WHAT YOU WILL DO —
Using the material that follows, identify and copy each line with the string "culturización".

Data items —
╔══
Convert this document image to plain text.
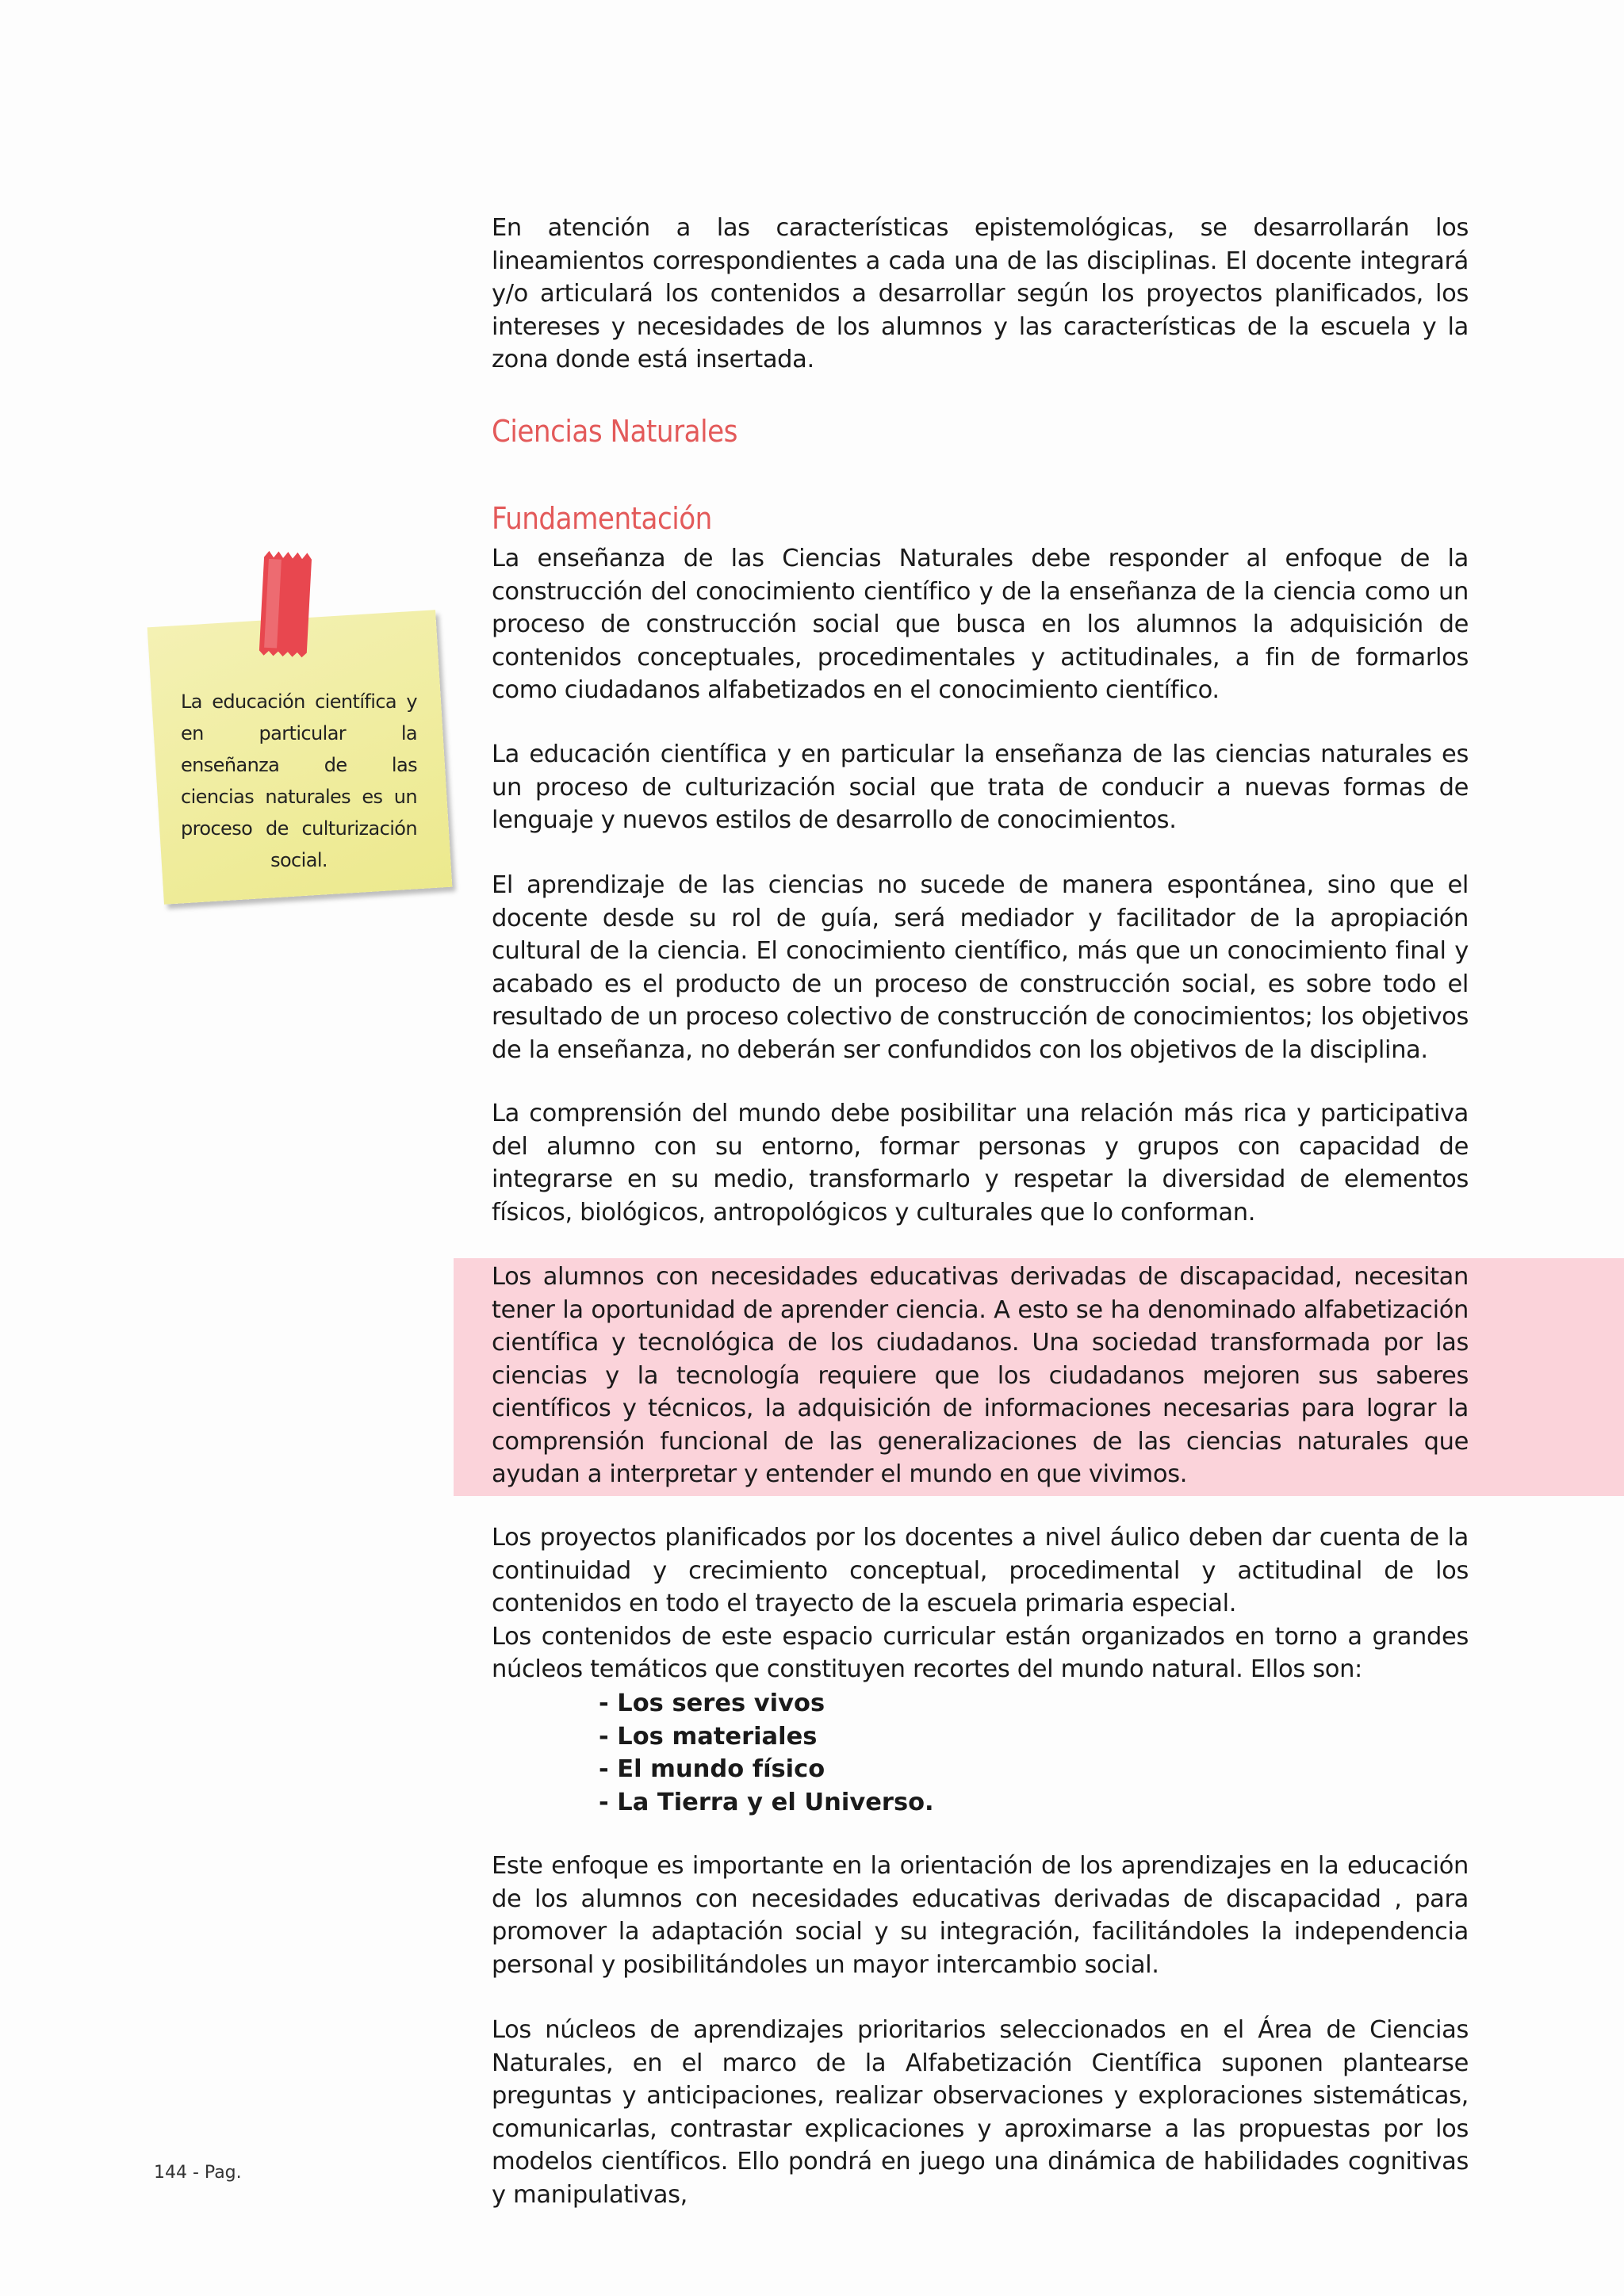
En atención a las características epistemológicas, se desarrollarán los lineamientos correspondientes a cada una de las disciplinas. El docente integrará y/o articulará los contenidos a desarrollar según los proyectos planificados, los intereses y necesidades de los alumnos y las características de la escuela y la zona donde está insertada.

Ciencias Naturales
Fundamentación

La enseñanza de las Ciencias Naturales debe responder al enfoque de la construcción del conocimiento científico y de la enseñanza de la ciencia como un proceso de construcción social que busca en los alumnos la adquisición de contenidos conceptuales, procedimentales y actitudinales, a fin de formarlos como ciudadanos alfabetizados en el conocimiento científico.

La educación científica y en particular la enseñanza de las ciencias naturales es un proceso de culturización social que trata de conducir a nuevas formas de lenguaje y nuevos estilos de desarrollo de conocimientos.

El aprendizaje de las ciencias no sucede de manera espontánea, sino que el docente desde su rol de guía, será mediador y facilitador de la apropiación cultural de la ciencia. El conocimiento científico, más que un conocimiento final y acabado es el producto de un proceso de construcción social, es sobre todo el resultado de un proceso colectivo de construcción de conocimientos; los objetivos de la enseñanza, no deberán ser confundidos con los objetivos de la disciplina.

La comprensión del mundo debe posibilitar una relación más rica y participativa del alumno con su entorno, formar personas y grupos con capacidad de integrarse en su medio, transformarlo y respetar la diversidad de elementos físicos, biológicos, antropológicos y culturales que lo conforman.

Los alumnos con necesidades educativas derivadas de discapacidad, necesitan tener la oportunidad de aprender ciencia. A esto se ha denominado alfabetización científica y tecnológica de los ciudadanos. Una sociedad transformada por las ciencias y la tecnología requiere que los ciudadanos mejoren sus saberes científicos y técnicos, la adquisición de informaciones necesarias para lograr la comprensión funcional de las generalizaciones de las ciencias naturales que ayudan a interpretar y entender el mundo en que vivimos.

Los proyectos planificados por los docentes a nivel áulico deben dar cuenta de la continuidad y crecimiento conceptual, procedimental y actitudinal de los contenidos en todo el trayecto de la escuela primaria especial.

Los contenidos de este espacio curricular están organizados en torno a grandes núcleos temáticos que constituyen recortes del mundo natural. Ellos son:

- Los seres vivos
- Los materiales
- El mundo físico
- La Tierra y el Universo.

Este enfoque es importante en la orientación de los aprendizajes en la educación de los alumnos con necesidades educativas derivadas de discapacidad , para promover la adaptación social y su integración, facilitándoles la independencia personal y posibilitándoles un mayor intercambio social.

Los núcleos de aprendizajes prioritarios seleccionados en el Área de Ciencias Naturales, en el marco de la Alfabetización Científica suponen plantearse preguntas y anticipaciones, realizar observaciones y exploraciones sistemáticas, comunicarlas, contrastar explicaciones y aproximarse a las propuestas por los modelos científicos. Ello pondrá en juego una dinámica de habilidades cognitivas y manipulativas,

La educación científica y en particular la enseñanza de las ciencias naturales es un proceso de culturización social.
144 - Pag.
╚══
ANSWER TO THE PROBLEM —
La educación científica y en particular la enseñanza de las ciencias naturales es un proceso de culturización social que trata de conducir a nuevas formas de lenguaje y nuevos estilos de desarrollo de conocimientos.
La educación científica y en particular la enseñanza de las ciencias naturales es un proceso de culturización social.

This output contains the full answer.